EXERCISE PROMPT: Return the listing below exactly, with the pictures dropped.

Stored data:

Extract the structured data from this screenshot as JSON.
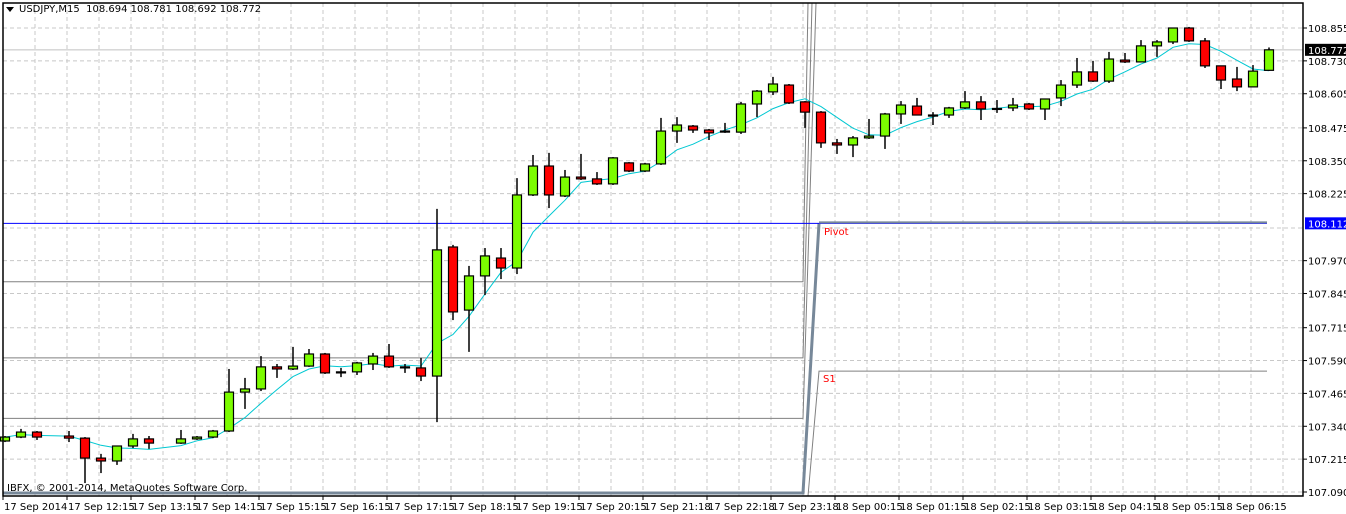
{
  "header": {
    "symbol": "USDJPY,M15",
    "ohlc": "108.694 108.781 108.692 108.772"
  },
  "copyright": "IBFX, © 2001-2014, MetaQuotes Software Corp.",
  "colors": {
    "bull": "#7cfc00",
    "bear": "#ff0000",
    "ma": "#00c8d2",
    "pivot_line": "#0000ff",
    "pivot_label": "#ff0000",
    "level": "#808080"
  },
  "chart_data": {
    "type": "candlestick",
    "symbol": "USDJPY",
    "timeframe": "M15",
    "ylim": [
      107.09,
      108.855
    ],
    "y_ticks": [
      "108.855",
      "108.730",
      "108.605",
      "108.475",
      "108.350",
      "108.225",
      "107.970",
      "107.845",
      "107.715",
      "107.590",
      "107.465",
      "107.340",
      "107.215",
      "107.090"
    ],
    "x_ticks": [
      "17 Sep 2014",
      "17 Sep 12:15",
      "17 Sep 13:15",
      "17 Sep 14:15",
      "17 Sep 15:15",
      "17 Sep 16:15",
      "17 Sep 17:15",
      "17 Sep 18:15",
      "17 Sep 19:15",
      "17 Sep 20:15",
      "17 Sep 21:18",
      "17 Sep 22:18",
      "17 Sep 23:18",
      "18 Sep 00:15",
      "18 Sep 01:15",
      "18 Sep 02:15",
      "18 Sep 03:15",
      "18 Sep 04:15",
      "18 Sep 05:15",
      "18 Sep 06:15"
    ],
    "current_price": "108.772",
    "pivot_price": "108.112",
    "pivot_label": "Pivot",
    "s1_label": "S1",
    "s1_price": 107.55,
    "prev_levels": [
      107.89,
      107.6,
      107.37,
      107.09
    ],
    "ma_period": 5,
    "candles": [
      [
        107.284,
        107.303,
        107.28,
        107.299
      ],
      [
        107.299,
        107.33,
        107.295,
        107.318
      ],
      [
        107.318,
        107.322,
        107.288,
        107.299
      ],
      null,
      [
        107.303,
        107.322,
        107.28,
        107.295
      ],
      [
        107.295,
        107.299,
        107.124,
        107.219
      ],
      [
        107.219,
        107.235,
        107.162,
        107.208
      ],
      [
        107.208,
        107.265,
        107.193,
        107.265
      ],
      [
        107.265,
        107.311,
        107.257,
        107.292
      ],
      [
        107.292,
        107.303,
        107.254,
        107.276
      ],
      null,
      [
        107.276,
        107.326,
        107.273,
        107.292
      ],
      [
        107.292,
        107.303,
        107.288,
        107.299
      ],
      [
        107.299,
        107.326,
        107.295,
        107.322
      ],
      [
        107.322,
        107.558,
        107.318,
        107.47
      ],
      [
        107.47,
        107.524,
        107.406,
        107.482
      ],
      [
        107.482,
        107.607,
        107.474,
        107.566
      ],
      [
        107.566,
        107.577,
        107.524,
        107.558
      ],
      [
        107.558,
        107.642,
        107.554,
        107.569
      ],
      [
        107.569,
        107.634,
        107.566,
        107.615
      ],
      [
        107.615,
        107.619,
        107.539,
        107.543
      ],
      [
        107.543,
        107.562,
        107.527,
        107.547
      ],
      [
        107.547,
        107.585,
        107.535,
        107.581
      ],
      [
        107.577,
        107.619,
        107.554,
        107.607
      ],
      [
        107.607,
        107.653,
        107.562,
        107.566
      ],
      [
        107.566,
        107.577,
        107.543,
        107.562
      ],
      [
        107.562,
        107.6,
        107.512,
        107.531
      ],
      [
        107.531,
        108.167,
        107.356,
        108.011
      ],
      [
        108.022,
        108.03,
        107.744,
        107.775
      ],
      [
        107.782,
        107.95,
        107.623,
        107.912
      ],
      [
        107.912,
        108.018,
        107.839,
        107.988
      ],
      [
        107.98,
        108.018,
        107.9,
        107.942
      ],
      [
        107.942,
        108.284,
        107.919,
        108.22
      ],
      [
        108.22,
        108.372,
        108.216,
        108.33
      ],
      [
        108.33,
        108.38,
        108.17,
        108.22
      ],
      [
        108.216,
        108.315,
        108.212,
        108.288
      ],
      [
        108.288,
        108.376,
        108.277,
        108.281
      ],
      [
        108.281,
        108.307,
        108.258,
        108.262
      ],
      [
        108.262,
        108.364,
        108.258,
        108.361
      ],
      [
        108.342,
        108.345,
        108.307,
        108.311
      ],
      [
        108.311,
        108.342,
        108.307,
        108.338
      ],
      [
        108.338,
        108.513,
        108.334,
        108.463
      ],
      [
        108.463,
        108.516,
        108.418,
        108.486
      ],
      [
        108.482,
        108.486,
        108.456,
        108.467
      ],
      [
        108.467,
        108.471,
        108.429,
        108.456
      ],
      [
        108.459,
        108.494,
        108.456,
        108.463
      ],
      [
        108.459,
        108.574,
        108.452,
        108.566
      ],
      [
        108.566,
        108.619,
        108.516,
        108.615
      ],
      [
        108.612,
        108.669,
        108.6,
        108.642
      ],
      [
        108.638,
        108.642,
        108.566,
        108.57
      ],
      [
        108.574,
        108.577,
        108.475,
        108.535
      ],
      [
        108.535,
        108.539,
        108.399,
        108.418
      ],
      [
        108.418,
        108.433,
        108.376,
        108.41
      ],
      [
        108.41,
        108.444,
        108.364,
        108.437
      ],
      [
        108.437,
        108.509,
        108.433,
        108.444
      ],
      [
        108.444,
        108.532,
        108.395,
        108.528
      ],
      [
        108.528,
        108.577,
        108.49,
        108.562
      ],
      [
        108.558,
        108.589,
        108.524,
        108.524
      ],
      [
        108.52,
        108.535,
        108.486,
        108.524
      ],
      [
        108.524,
        108.555,
        108.513,
        108.551
      ],
      [
        108.551,
        108.615,
        108.547,
        108.574
      ],
      [
        108.574,
        108.596,
        108.505,
        108.547
      ],
      [
        108.547,
        108.581,
        108.532,
        108.549
      ],
      [
        108.551,
        108.589,
        108.539,
        108.562
      ],
      [
        108.566,
        108.57,
        108.543,
        108.547
      ],
      [
        108.547,
        108.585,
        108.505,
        108.585
      ],
      [
        108.589,
        108.657,
        108.558,
        108.638
      ],
      [
        108.638,
        108.741,
        108.627,
        108.688
      ],
      [
        108.688,
        108.73,
        108.65,
        108.653
      ],
      [
        108.653,
        108.764,
        108.646,
        108.737
      ],
      [
        108.733,
        108.76,
        108.722,
        108.726
      ],
      [
        108.726,
        108.809,
        108.726,
        108.787
      ],
      [
        108.787,
        108.809,
        108.745,
        108.802
      ],
      [
        108.802,
        108.855,
        108.794,
        108.855
      ],
      [
        108.855,
        108.859,
        108.802,
        108.806
      ],
      [
        108.806,
        108.817,
        108.703,
        108.711
      ],
      [
        108.711,
        108.711,
        108.623,
        108.657
      ],
      [
        108.661,
        108.707,
        108.615,
        108.631
      ],
      [
        108.631,
        108.714,
        108.631,
        108.691
      ],
      [
        108.694,
        108.781,
        108.692,
        108.772
      ]
    ]
  }
}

TASK ANSWER:
Extract the structured data from this screenshot as JSON.
{
  "header": {
    "symbol": "USDJPY,M15",
    "ohlc": "108.694 108.781 108.692 108.772"
  },
  "copyright": "IBFX, © 2001-2014, MetaQuotes Software Corp.",
  "colors": {
    "bull": "#7cfc00",
    "bear": "#ff0000",
    "ma": "#00c8d2",
    "pivot_line": "#0000ff",
    "pivot_label": "#ff0000",
    "level": "#808080"
  },
  "chart_data": {
    "type": "candlestick",
    "symbol": "USDJPY",
    "timeframe": "M15",
    "ylim": [
      107.09,
      108.855
    ],
    "y_ticks": [
      "108.855",
      "108.730",
      "108.605",
      "108.475",
      "108.350",
      "108.225",
      "107.970",
      "107.845",
      "107.715",
      "107.590",
      "107.465",
      "107.340",
      "107.215",
      "107.090"
    ],
    "x_ticks": [
      "17 Sep 2014",
      "17 Sep 12:15",
      "17 Sep 13:15",
      "17 Sep 14:15",
      "17 Sep 15:15",
      "17 Sep 16:15",
      "17 Sep 17:15",
      "17 Sep 18:15",
      "17 Sep 19:15",
      "17 Sep 20:15",
      "17 Sep 21:18",
      "17 Sep 22:18",
      "17 Sep 23:18",
      "18 Sep 00:15",
      "18 Sep 01:15",
      "18 Sep 02:15",
      "18 Sep 03:15",
      "18 Sep 04:15",
      "18 Sep 05:15",
      "18 Sep 06:15"
    ],
    "current_price": "108.772",
    "pivot_price": "108.112",
    "pivot_label": "Pivot",
    "s1_label": "S1",
    "s1_price": 107.55,
    "prev_levels": [
      107.89,
      107.6,
      107.37,
      107.09
    ],
    "ma_period": 5,
    "candles": [
      [
        107.284,
        107.303,
        107.28,
        107.299
      ],
      [
        107.299,
        107.33,
        107.295,
        107.318
      ],
      [
        107.318,
        107.322,
        107.288,
        107.299
      ],
      null,
      [
        107.303,
        107.322,
        107.28,
        107.295
      ],
      [
        107.295,
        107.299,
        107.124,
        107.219
      ],
      [
        107.219,
        107.235,
        107.162,
        107.208
      ],
      [
        107.208,
        107.265,
        107.193,
        107.265
      ],
      [
        107.265,
        107.311,
        107.257,
        107.292
      ],
      [
        107.292,
        107.303,
        107.254,
        107.276
      ],
      null,
      [
        107.276,
        107.326,
        107.273,
        107.292
      ],
      [
        107.292,
        107.303,
        107.288,
        107.299
      ],
      [
        107.299,
        107.326,
        107.295,
        107.322
      ],
      [
        107.322,
        107.558,
        107.318,
        107.47
      ],
      [
        107.47,
        107.524,
        107.406,
        107.482
      ],
      [
        107.482,
        107.607,
        107.474,
        107.566
      ],
      [
        107.566,
        107.577,
        107.524,
        107.558
      ],
      [
        107.558,
        107.642,
        107.554,
        107.569
      ],
      [
        107.569,
        107.634,
        107.566,
        107.615
      ],
      [
        107.615,
        107.619,
        107.539,
        107.543
      ],
      [
        107.543,
        107.562,
        107.527,
        107.547
      ],
      [
        107.547,
        107.585,
        107.535,
        107.581
      ],
      [
        107.577,
        107.619,
        107.554,
        107.607
      ],
      [
        107.607,
        107.653,
        107.562,
        107.566
      ],
      [
        107.566,
        107.577,
        107.543,
        107.562
      ],
      [
        107.562,
        107.6,
        107.512,
        107.531
      ],
      [
        107.531,
        108.167,
        107.356,
        108.011
      ],
      [
        108.022,
        108.03,
        107.744,
        107.775
      ],
      [
        107.782,
        107.95,
        107.623,
        107.912
      ],
      [
        107.912,
        108.018,
        107.839,
        107.988
      ],
      [
        107.98,
        108.018,
        107.9,
        107.942
      ],
      [
        107.942,
        108.284,
        107.919,
        108.22
      ],
      [
        108.22,
        108.372,
        108.216,
        108.33
      ],
      [
        108.33,
        108.38,
        108.17,
        108.22
      ],
      [
        108.216,
        108.315,
        108.212,
        108.288
      ],
      [
        108.288,
        108.376,
        108.277,
        108.281
      ],
      [
        108.281,
        108.307,
        108.258,
        108.262
      ],
      [
        108.262,
        108.364,
        108.258,
        108.361
      ],
      [
        108.342,
        108.345,
        108.307,
        108.311
      ],
      [
        108.311,
        108.342,
        108.307,
        108.338
      ],
      [
        108.338,
        108.513,
        108.334,
        108.463
      ],
      [
        108.463,
        108.516,
        108.418,
        108.486
      ],
      [
        108.482,
        108.486,
        108.456,
        108.467
      ],
      [
        108.467,
        108.471,
        108.429,
        108.456
      ],
      [
        108.459,
        108.494,
        108.456,
        108.463
      ],
      [
        108.459,
        108.574,
        108.452,
        108.566
      ],
      [
        108.566,
        108.619,
        108.516,
        108.615
      ],
      [
        108.612,
        108.669,
        108.6,
        108.642
      ],
      [
        108.638,
        108.642,
        108.566,
        108.57
      ],
      [
        108.574,
        108.577,
        108.475,
        108.535
      ],
      [
        108.535,
        108.539,
        108.399,
        108.418
      ],
      [
        108.418,
        108.433,
        108.376,
        108.41
      ],
      [
        108.41,
        108.444,
        108.364,
        108.437
      ],
      [
        108.437,
        108.509,
        108.433,
        108.444
      ],
      [
        108.444,
        108.532,
        108.395,
        108.528
      ],
      [
        108.528,
        108.577,
        108.49,
        108.562
      ],
      [
        108.558,
        108.589,
        108.524,
        108.524
      ],
      [
        108.52,
        108.535,
        108.486,
        108.524
      ],
      [
        108.524,
        108.555,
        108.513,
        108.551
      ],
      [
        108.551,
        108.615,
        108.547,
        108.574
      ],
      [
        108.574,
        108.596,
        108.505,
        108.547
      ],
      [
        108.547,
        108.581,
        108.532,
        108.549
      ],
      [
        108.551,
        108.589,
        108.539,
        108.562
      ],
      [
        108.566,
        108.57,
        108.543,
        108.547
      ],
      [
        108.547,
        108.585,
        108.505,
        108.585
      ],
      [
        108.589,
        108.657,
        108.558,
        108.638
      ],
      [
        108.638,
        108.741,
        108.627,
        108.688
      ],
      [
        108.688,
        108.73,
        108.65,
        108.653
      ],
      [
        108.653,
        108.764,
        108.646,
        108.737
      ],
      [
        108.733,
        108.76,
        108.722,
        108.726
      ],
      [
        108.726,
        108.809,
        108.726,
        108.787
      ],
      [
        108.787,
        108.809,
        108.745,
        108.802
      ],
      [
        108.802,
        108.855,
        108.794,
        108.855
      ],
      [
        108.855,
        108.859,
        108.802,
        108.806
      ],
      [
        108.806,
        108.817,
        108.703,
        108.711
      ],
      [
        108.711,
        108.711,
        108.623,
        108.657
      ],
      [
        108.661,
        108.707,
        108.615,
        108.631
      ],
      [
        108.631,
        108.714,
        108.631,
        108.691
      ],
      [
        108.694,
        108.781,
        108.692,
        108.772
      ]
    ]
  }
}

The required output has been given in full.